| What needs to be done |
Retype the records that come next, word for word.

| Supplied information |

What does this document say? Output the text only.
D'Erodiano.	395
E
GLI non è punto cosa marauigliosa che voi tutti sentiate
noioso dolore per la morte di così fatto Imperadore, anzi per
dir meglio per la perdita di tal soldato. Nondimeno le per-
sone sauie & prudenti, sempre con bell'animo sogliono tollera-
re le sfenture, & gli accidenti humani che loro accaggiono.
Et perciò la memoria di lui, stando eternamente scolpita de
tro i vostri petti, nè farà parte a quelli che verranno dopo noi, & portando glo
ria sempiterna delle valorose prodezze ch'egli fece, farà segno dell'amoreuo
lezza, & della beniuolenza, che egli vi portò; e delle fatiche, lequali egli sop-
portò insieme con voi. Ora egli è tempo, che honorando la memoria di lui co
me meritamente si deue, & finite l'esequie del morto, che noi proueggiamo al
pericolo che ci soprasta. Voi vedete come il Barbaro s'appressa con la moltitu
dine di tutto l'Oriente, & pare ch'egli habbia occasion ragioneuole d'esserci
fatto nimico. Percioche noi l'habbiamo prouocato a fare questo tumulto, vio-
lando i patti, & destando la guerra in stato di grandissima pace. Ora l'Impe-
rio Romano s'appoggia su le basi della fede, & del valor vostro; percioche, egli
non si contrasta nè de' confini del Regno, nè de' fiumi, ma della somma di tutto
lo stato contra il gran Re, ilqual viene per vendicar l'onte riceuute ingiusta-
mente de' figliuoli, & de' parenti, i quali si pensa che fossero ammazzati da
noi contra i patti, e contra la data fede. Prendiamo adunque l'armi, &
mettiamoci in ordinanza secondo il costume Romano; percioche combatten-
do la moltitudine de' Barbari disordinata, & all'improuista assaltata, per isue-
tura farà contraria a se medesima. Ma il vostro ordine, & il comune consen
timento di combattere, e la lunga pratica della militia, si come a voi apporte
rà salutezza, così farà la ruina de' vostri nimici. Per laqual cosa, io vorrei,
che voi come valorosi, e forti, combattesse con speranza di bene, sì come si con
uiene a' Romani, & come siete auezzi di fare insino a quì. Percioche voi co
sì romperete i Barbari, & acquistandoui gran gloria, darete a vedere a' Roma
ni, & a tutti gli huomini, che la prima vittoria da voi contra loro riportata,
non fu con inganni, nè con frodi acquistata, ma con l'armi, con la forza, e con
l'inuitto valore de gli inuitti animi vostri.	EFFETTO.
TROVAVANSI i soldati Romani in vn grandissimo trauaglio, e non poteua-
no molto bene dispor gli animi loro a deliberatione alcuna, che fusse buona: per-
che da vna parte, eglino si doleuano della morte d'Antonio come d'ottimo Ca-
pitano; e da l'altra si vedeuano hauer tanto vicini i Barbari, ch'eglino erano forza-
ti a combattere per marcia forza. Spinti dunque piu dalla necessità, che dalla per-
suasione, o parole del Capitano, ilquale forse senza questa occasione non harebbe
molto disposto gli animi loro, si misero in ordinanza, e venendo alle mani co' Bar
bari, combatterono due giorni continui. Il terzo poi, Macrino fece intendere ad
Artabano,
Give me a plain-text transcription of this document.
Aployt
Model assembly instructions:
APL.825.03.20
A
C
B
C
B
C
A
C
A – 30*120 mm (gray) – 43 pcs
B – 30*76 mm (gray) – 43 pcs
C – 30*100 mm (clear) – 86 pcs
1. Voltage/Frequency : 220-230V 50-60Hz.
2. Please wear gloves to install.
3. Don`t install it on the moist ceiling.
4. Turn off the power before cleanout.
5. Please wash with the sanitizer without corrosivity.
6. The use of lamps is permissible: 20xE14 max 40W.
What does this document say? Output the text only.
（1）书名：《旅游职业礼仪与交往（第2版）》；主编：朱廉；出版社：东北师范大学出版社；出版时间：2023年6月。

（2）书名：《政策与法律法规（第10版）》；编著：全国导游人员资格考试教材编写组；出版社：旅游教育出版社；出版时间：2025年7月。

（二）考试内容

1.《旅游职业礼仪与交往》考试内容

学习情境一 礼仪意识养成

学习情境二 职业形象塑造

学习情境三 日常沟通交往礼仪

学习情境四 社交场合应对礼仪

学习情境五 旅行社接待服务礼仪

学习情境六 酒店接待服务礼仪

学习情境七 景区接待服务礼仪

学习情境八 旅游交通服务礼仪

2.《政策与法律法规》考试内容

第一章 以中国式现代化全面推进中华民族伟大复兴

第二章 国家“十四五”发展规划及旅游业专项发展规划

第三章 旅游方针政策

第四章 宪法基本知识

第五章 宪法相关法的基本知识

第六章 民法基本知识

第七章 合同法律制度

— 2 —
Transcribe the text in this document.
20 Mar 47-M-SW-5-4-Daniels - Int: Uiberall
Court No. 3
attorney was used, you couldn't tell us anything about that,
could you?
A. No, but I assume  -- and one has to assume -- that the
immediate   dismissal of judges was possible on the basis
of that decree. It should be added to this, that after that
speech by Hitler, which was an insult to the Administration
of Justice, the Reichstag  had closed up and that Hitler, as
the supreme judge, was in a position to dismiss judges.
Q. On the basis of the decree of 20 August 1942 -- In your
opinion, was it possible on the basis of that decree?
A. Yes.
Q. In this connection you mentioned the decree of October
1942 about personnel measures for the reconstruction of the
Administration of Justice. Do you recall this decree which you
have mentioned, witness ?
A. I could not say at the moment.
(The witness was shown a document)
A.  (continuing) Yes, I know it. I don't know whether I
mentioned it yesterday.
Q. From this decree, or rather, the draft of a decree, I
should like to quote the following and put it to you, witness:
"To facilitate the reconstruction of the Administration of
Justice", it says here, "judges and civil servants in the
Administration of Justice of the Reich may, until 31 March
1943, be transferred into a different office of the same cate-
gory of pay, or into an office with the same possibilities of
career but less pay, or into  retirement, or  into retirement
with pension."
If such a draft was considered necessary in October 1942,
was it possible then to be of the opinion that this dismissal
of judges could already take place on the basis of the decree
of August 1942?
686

| Output for this exercise |
What does this document say? Output the text only.
D'Erodiano.	395
E
GLI non è punto cosa marauigliosa che voi tutti sentiate
noioso dolore per la morte di così fatto Imperadore, anzi per
dir meglio per la perdita di tal soldato. Nondimeno le per-
sone sauie & prudenti, sempre con bell'animo sogliono tollera-
re le sfenture, & gli accidenti humani che loro accaggiono.
Et perciò la memoria di lui, stando eternamente scolpita de
tro i vostri petti, nè farà parte a quelli che verranno dopo noi, & portando glo
ria sempiterna delle valorose prodezze ch'egli fece, farà segno dell'amoreuo
lezza, & della beniuolenza, che egli vi portò; e delle fatiche, lequali egli sop-
portò insieme con voi. Ora egli è tempo, che honorando la memoria di lui co
me meritamente si deue, & finite l'esequie del morto, che noi proueggiamo al
pericolo che ci soprasta. Voi vedete come il Barbaro s'appressa con la moltitu
dine di tutto l'Oriente, & pare ch'egli habbia occasion ragioneuole d'esserci
fatto nimico. Percioche noi l'habbiamo prouocato a fare questo tumulto, vio-
lando i patti, & destando la guerra in stato di grandissima pace. Ora l'Impe-
rio Romano s'appoggia su le basi della fede, & del valor vostro; percioche, egli
non si contrasta nè de' confini del Regno, nè de' fiumi, ma della somma di tutto
lo stato contra il gran Re, ilqual viene per vendicar l'onte riceuute ingiusta-
mente de' figliuoli, & de' parenti, i quali si pensa che fossero ammazzati da
noi contra i patti, e contra la data fede. Prendiamo adunque l'armi, &
mettiamoci in ordinanza secondo il costume Romano; percioche combatten-
do la moltitudine de' Barbari disordinata, & all'improuista assaltata, per isue-
tura farà contraria a se medesima. Ma il vostro ordine, & il comune consen
timento di combattere, e la lunga pratica della militia, si come a voi apporte
rà salutezza, così farà la ruina de' vostri nimici. Per laqual cosa, io vorrei,
che voi come valorosi, e forti, combattesse con speranza di bene, sì come si con
uiene a' Romani, & come siete auezzi di fare insino a quì. Percioche voi co
sì romperete i Barbari, & acquistandoui gran gloria, darete a vedere a' Roma
ni, & a tutti gli huomini, che la prima vittoria da voi contra loro riportata,
non fu con inganni, nè con frodi acquistata, ma con l'armi, con la forza, e con
l'inuitto valore de gli inuitti animi vostri.	EFFETTO.
TROVAVANSI i soldati Romani in vn grandissimo trauaglio, e non poteua-
no molto bene dispor gli animi loro a deliberatione alcuna, che fusse buona: per-
che da vna parte, eglino si doleuano della morte d'Antonio come d'ottimo Ca-
pitano; e da l'altra si vedeuano hauer tanto vicini i Barbari, ch'eglino erano forza-
ti a combattere per marcia forza. Spinti dunque piu dalla necessità, che dalla per-
suasione, o parole del Capitano, ilquale forse senza questa occasione non harebbe
molto disposto gli animi loro, si misero in ordinanza, e venendo alle mani co' Bar
bari, combatterono due giorni continui. Il terzo poi, Macrino fece intendere ad
Artabano,
Give me a plain-text transcription of this document.
Aployt
Model assembly instructions:
APL.825.03.20
A
C
B
C
B
C
A
C
A – 30*120 mm (gray) – 43 pcs
B – 30*76 mm (gray) – 43 pcs
C – 30*100 mm (clear) – 86 pcs
1. Voltage/Frequency : 220-230V 50-60Hz.
2. Please wear gloves to install.
3. Don`t install it on the moist ceiling.
4. Turn off the power before cleanout.
5. Please wash with the sanitizer without corrosivity.
6. The use of lamps is permissible: 20xE14 max 40W.
What does this document say? Output the text only.
（1）书名：《旅游职业礼仪与交往（第2版）》；主编：朱廉；出版社：东北师范大学出版社；出版时间：2023年6月。

（2）书名：《政策与法律法规（第10版）》；编著：全国导游人员资格考试教材编写组；出版社：旅游教育出版社；出版时间：2025年7月。

（二）考试内容

1.《旅游职业礼仪与交往》考试内容

学习情境一 礼仪意识养成

学习情境二 职业形象塑造

学习情境三 日常沟通交往礼仪

学习情境四 社交场合应对礼仪

学习情境五 旅行社接待服务礼仪

学习情境六 酒店接待服务礼仪

学习情境七 景区接待服务礼仪

学习情境八 旅游交通服务礼仪

2.《政策与法律法规》考试内容

第一章 以中国式现代化全面推进中华民族伟大复兴

第二章 国家“十四五”发展规划及旅游业专项发展规划

第三章 旅游方针政策

第四章 宪法基本知识

第五章 宪法相关法的基本知识

第六章 民法基本知识

第七章 合同法律制度

— 2 —
Transcribe the text in this document.
20 Mar 47-M-SW-5-4-Daniels - Int: Uiberall
Court No. 3
attorney was used, you couldn't tell us anything about that,
could you?
A. No, but I assume  -- and one has to assume -- that the
immediate   dismissal of judges was possible on the basis
of that decree. It should be added to this, that after that
speech by Hitler, which was an insult to the Administration
of Justice, the Reichstag  had closed up and that Hitler, as
the supreme judge, was in a position to dismiss judges.
Q. On the basis of the decree of 20 August 1942 -- In your
opinion, was it possible on the basis of that decree?
A. Yes.
Q. In this connection you mentioned the decree of October
1942 about personnel measures for the reconstruction of the
Administration of Justice. Do you recall this decree which you
have mentioned, witness ?
A. I could not say at the moment.
(The witness was shown a document)
A.  (continuing) Yes, I know it. I don't know whether I
mentioned it yesterday.
Q. From this decree, or rather, the draft of a decree, I
should like to quote the following and put it to you, witness:
"To facilitate the reconstruction of the Administration of
Justice", it says here, "judges and civil servants in the
Administration of Justice of the Reich may, until 31 March
1943, be transferred into a different office of the same cate-
gory of pay, or into an office with the same possibilities of
career but less pay, or into  retirement, or  into retirement
with pension."
If such a draft was considered necessary in October 1942,
was it possible then to be of the opinion that this dismissal
of judges could already take place on the basis of the decree
of August 1942?
686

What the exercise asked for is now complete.